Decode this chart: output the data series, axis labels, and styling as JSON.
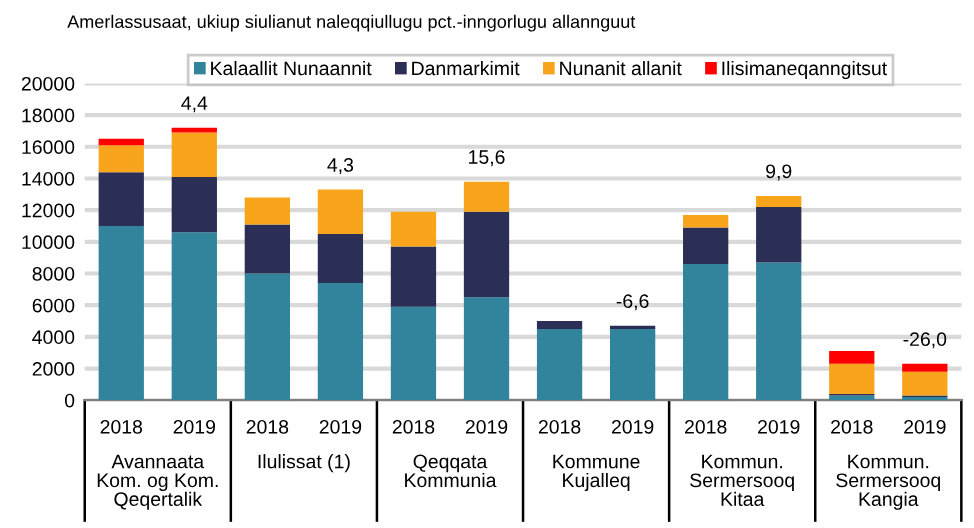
{
  "chart_data": {
    "type": "bar",
    "stacked": true,
    "title": "Amerlassusaat, ukiup siulianut naleqqiullugu pct.-inngorlugu allannguut",
    "categories": [
      "2018",
      "2019",
      "2018",
      "2019",
      "2018",
      "2019",
      "2018",
      "2019",
      "2018",
      "2019",
      "2018",
      "2019"
    ],
    "series": [
      {
        "name": "Kalaallit Nunaannit",
        "color": "#31849b",
        "values": [
          11000,
          10600,
          8000,
          7400,
          5900,
          6500,
          4500,
          4500,
          8600,
          8700,
          300,
          200
        ]
      },
      {
        "name": "Danmarkimit",
        "color": "#2b2f55",
        "values": [
          3400,
          3500,
          3100,
          3100,
          3800,
          5400,
          500,
          200,
          2300,
          3500,
          100,
          100
        ]
      },
      {
        "name": "Nunanit allanit",
        "color": "#f8a51c",
        "values": [
          1700,
          2800,
          1700,
          2800,
          2200,
          1900,
          0,
          0,
          800,
          700,
          1900,
          1500
        ]
      },
      {
        "name": "Ilisimaneqanngitsut",
        "color": "#ff0000",
        "values": [
          400,
          300,
          0,
          0,
          0,
          0,
          0,
          0,
          0,
          0,
          800,
          500
        ]
      }
    ],
    "ylim": [
      0,
      20000
    ],
    "yticks": [
      0,
      2000,
      4000,
      6000,
      8000,
      10000,
      12000,
      14000,
      16000,
      18000,
      20000
    ],
    "grid": "y",
    "legend": "top",
    "annotations": [
      "4,4",
      "4,3",
      "15,6",
      "-6,6",
      "9,9",
      "-26,0",
      "Avannaata\nKom. og Kom.\nQeqertalik",
      "Ilulissat (1)",
      "Qeqqata\nKommunia",
      "Kommune\nKujalleq",
      "Kommun.\nSermersooq\nKitaa",
      "Kommun.\nSermersooq\nKangia"
    ]
  }
}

YOUR GOAL>
Go through the listing above and list every line that has the word "color".

TASK ANSWER>
        "color": "#31849b",
        "color": "#2b2f55",
        "color": "#f8a51c",
        "color": "#ff0000",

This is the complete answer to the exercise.